DATASET CONTENT
>> Start

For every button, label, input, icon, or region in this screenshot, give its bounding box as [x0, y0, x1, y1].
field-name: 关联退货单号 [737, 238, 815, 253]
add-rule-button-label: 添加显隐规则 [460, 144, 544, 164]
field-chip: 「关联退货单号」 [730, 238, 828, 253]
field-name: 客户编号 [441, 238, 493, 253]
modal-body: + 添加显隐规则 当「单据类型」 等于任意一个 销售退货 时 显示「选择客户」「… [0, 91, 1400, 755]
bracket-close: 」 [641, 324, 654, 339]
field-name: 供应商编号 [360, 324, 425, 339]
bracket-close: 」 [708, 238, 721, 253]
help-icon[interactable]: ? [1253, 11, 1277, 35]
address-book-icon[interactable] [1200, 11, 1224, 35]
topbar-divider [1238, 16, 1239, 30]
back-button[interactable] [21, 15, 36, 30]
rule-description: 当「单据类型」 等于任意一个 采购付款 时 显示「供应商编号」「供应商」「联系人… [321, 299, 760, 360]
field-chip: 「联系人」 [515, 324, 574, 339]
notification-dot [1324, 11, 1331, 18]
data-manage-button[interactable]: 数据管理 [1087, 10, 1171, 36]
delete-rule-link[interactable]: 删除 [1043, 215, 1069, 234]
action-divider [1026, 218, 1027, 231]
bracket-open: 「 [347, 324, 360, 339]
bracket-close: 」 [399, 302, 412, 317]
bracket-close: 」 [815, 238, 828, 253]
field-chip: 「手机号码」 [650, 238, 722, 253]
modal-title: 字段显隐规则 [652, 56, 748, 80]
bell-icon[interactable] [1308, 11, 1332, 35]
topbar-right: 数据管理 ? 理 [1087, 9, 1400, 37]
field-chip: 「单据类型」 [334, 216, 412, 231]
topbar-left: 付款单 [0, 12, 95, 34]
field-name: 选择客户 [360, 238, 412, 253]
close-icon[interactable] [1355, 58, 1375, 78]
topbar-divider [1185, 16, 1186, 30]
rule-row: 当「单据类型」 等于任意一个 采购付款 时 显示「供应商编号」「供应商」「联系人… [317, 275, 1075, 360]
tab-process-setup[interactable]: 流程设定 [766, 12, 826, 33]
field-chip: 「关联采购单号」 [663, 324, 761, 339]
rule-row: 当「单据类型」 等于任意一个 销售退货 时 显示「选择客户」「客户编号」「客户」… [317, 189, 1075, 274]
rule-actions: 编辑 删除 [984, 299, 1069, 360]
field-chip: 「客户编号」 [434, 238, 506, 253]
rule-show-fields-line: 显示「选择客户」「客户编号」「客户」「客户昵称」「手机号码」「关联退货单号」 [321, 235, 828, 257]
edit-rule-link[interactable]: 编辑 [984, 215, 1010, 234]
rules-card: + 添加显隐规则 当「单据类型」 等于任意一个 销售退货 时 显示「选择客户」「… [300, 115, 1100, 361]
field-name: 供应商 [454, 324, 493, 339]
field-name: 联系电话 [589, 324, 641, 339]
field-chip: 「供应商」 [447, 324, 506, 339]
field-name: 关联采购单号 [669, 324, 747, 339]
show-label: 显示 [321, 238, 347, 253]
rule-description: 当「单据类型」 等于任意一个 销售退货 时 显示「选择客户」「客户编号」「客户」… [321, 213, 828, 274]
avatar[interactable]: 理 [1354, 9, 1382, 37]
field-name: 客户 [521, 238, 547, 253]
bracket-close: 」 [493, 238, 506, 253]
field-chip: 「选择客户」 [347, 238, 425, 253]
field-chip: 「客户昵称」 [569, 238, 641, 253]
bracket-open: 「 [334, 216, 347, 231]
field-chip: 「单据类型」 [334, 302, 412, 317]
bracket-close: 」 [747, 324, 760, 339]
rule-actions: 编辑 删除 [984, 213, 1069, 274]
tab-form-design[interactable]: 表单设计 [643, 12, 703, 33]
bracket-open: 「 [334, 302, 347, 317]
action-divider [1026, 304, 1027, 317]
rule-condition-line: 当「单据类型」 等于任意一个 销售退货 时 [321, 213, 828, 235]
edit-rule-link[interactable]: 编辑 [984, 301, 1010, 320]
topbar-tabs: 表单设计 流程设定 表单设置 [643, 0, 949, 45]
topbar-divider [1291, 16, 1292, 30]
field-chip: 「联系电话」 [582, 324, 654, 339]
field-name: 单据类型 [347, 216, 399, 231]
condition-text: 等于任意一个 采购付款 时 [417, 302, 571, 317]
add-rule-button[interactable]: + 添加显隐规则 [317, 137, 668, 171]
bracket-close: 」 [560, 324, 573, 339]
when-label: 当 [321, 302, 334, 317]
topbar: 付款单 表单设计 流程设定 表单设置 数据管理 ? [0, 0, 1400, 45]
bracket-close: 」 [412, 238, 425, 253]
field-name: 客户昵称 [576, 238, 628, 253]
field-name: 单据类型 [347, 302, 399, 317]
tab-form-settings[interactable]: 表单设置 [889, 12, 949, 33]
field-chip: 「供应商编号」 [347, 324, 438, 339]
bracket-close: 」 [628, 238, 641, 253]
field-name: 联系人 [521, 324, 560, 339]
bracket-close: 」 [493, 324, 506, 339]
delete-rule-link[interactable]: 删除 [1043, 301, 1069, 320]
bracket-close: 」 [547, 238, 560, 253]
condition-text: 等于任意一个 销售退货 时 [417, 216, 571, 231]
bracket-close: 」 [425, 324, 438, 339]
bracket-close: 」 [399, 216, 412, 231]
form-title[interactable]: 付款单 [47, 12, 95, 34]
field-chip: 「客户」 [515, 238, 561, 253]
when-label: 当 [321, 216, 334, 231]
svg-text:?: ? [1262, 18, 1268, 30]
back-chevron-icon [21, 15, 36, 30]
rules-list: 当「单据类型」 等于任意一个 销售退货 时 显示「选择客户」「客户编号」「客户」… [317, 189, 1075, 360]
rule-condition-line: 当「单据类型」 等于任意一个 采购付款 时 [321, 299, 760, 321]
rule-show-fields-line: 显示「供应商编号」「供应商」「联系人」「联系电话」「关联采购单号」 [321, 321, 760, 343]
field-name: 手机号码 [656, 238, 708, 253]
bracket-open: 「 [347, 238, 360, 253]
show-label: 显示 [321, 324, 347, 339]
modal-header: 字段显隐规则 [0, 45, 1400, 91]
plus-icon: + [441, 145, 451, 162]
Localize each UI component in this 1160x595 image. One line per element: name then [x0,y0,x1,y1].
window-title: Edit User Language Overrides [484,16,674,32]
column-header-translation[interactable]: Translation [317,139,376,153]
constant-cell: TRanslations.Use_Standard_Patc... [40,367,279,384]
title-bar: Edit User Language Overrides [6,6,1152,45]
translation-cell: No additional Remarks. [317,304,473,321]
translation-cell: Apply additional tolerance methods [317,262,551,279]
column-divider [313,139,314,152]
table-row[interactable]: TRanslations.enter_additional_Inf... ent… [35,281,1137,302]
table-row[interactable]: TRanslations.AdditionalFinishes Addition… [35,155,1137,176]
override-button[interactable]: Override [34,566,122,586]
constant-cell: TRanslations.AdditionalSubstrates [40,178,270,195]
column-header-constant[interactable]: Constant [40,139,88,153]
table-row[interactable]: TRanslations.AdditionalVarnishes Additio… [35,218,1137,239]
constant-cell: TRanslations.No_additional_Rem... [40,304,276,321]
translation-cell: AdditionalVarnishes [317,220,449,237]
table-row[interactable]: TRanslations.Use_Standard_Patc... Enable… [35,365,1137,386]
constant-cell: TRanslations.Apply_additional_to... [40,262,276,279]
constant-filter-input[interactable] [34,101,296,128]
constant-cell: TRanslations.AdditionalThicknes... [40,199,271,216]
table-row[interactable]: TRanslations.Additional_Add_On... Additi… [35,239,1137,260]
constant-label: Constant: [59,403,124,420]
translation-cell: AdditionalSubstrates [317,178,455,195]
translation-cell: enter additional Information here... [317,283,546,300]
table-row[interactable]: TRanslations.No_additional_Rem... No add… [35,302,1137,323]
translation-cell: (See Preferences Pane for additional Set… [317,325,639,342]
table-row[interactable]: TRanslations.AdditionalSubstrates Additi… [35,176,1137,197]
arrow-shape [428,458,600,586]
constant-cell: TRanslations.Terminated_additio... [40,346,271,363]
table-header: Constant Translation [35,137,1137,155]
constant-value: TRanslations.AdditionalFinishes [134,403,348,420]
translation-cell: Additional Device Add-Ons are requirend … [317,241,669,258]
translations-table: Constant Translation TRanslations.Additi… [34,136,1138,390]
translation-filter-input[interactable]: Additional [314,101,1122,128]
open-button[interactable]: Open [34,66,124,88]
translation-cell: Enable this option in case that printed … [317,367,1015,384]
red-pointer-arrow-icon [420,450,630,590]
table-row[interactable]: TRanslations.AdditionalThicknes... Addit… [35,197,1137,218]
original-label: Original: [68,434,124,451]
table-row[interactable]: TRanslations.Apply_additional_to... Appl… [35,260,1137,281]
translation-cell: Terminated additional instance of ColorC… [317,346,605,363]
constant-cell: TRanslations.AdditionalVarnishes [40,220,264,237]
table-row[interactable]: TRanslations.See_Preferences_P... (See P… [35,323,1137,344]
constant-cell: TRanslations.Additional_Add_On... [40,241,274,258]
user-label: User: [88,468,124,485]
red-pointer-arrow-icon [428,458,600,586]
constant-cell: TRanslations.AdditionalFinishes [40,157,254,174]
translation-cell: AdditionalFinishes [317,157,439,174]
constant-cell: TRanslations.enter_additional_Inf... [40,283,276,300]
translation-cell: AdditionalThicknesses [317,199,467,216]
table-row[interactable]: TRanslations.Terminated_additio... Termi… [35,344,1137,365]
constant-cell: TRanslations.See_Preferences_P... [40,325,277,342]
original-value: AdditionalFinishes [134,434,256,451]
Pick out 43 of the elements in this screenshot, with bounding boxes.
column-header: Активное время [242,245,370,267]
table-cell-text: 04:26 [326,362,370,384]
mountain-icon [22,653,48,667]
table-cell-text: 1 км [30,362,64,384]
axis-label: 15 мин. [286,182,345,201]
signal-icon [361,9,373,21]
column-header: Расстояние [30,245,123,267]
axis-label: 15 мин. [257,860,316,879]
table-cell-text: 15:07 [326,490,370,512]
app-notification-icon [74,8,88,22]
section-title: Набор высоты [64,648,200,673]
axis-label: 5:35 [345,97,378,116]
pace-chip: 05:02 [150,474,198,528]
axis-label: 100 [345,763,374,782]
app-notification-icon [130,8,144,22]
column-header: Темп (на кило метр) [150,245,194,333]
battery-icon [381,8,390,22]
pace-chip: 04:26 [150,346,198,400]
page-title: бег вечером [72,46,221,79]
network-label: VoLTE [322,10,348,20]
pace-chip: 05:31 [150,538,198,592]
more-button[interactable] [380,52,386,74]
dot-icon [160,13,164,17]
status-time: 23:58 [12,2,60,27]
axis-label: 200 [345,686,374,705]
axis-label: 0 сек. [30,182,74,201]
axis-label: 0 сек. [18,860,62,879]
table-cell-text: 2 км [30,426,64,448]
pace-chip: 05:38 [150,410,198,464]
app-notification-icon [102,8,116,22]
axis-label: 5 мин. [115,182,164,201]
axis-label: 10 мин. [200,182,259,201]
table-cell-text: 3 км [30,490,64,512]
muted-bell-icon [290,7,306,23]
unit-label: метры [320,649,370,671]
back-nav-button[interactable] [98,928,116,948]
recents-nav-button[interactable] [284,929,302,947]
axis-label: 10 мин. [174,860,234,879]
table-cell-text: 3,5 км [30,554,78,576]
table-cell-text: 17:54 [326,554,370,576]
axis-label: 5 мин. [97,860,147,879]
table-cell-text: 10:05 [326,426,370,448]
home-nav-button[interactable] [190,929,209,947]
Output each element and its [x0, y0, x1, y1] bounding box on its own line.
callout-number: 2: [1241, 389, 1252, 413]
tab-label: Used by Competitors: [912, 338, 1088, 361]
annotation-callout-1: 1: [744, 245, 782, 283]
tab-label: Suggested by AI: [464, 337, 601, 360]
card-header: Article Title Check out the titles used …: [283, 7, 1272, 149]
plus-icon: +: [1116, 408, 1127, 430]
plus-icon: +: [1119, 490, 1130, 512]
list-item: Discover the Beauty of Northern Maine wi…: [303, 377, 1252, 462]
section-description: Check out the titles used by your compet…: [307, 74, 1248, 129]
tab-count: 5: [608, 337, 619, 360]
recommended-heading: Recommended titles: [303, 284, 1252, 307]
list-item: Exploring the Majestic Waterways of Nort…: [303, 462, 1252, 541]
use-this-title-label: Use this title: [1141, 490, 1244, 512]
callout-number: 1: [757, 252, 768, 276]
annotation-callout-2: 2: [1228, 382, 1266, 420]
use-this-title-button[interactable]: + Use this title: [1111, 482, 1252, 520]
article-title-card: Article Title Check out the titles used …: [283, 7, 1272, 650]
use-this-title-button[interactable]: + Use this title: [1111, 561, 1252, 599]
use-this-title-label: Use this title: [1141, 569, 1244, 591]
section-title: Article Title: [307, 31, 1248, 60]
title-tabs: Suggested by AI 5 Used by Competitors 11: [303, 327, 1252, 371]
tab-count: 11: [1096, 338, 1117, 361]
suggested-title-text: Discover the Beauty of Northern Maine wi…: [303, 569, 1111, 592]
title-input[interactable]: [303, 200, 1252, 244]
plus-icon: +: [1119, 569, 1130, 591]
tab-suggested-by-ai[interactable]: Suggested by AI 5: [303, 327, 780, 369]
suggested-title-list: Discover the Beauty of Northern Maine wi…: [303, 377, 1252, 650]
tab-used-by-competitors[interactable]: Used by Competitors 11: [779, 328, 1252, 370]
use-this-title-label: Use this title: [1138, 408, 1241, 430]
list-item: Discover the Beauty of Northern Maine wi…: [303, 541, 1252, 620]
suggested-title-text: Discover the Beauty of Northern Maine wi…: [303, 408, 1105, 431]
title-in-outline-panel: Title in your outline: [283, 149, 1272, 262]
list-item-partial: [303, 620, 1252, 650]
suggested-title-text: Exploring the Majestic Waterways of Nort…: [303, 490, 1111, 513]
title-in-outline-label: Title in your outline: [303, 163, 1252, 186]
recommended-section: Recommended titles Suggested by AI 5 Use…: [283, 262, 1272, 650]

>> End

REQUEST
Reproduce the entries verbatim, beginning at the start of the entries and ending at the line that contains "data-manage-button[interactable]: 数据管理 [1087, 10, 1171, 36]", with both ends included.

TASK SOLUTION
For every button, label, input, icon, or region in this screenshot, give its bounding box as [x0, y0, x1, y1].
field-name: 关联退货单号 [737, 238, 815, 253]
add-rule-button-label: 添加显隐规则 [460, 144, 544, 164]
field-chip: 「关联退货单号」 [730, 238, 828, 253]
field-name: 客户编号 [441, 238, 493, 253]
modal-body: + 添加显隐规则 当「单据类型」 等于任意一个 销售退货 时 显示「选择客户」「… [0, 91, 1400, 755]
bracket-close: 」 [641, 324, 654, 339]
field-name: 供应商编号 [360, 324, 425, 339]
bracket-close: 」 [708, 238, 721, 253]
help-icon[interactable]: ? [1253, 11, 1277, 35]
address-book-icon[interactable] [1200, 11, 1224, 35]
topbar-divider [1238, 16, 1239, 30]
back-button[interactable] [21, 15, 36, 30]
rule-description: 当「单据类型」 等于任意一个 采购付款 时 显示「供应商编号」「供应商」「联系人… [321, 299, 760, 360]
field-chip: 「联系人」 [515, 324, 574, 339]
notification-dot [1324, 11, 1331, 18]
data-manage-button[interactable]: 数据管理 [1087, 10, 1171, 36]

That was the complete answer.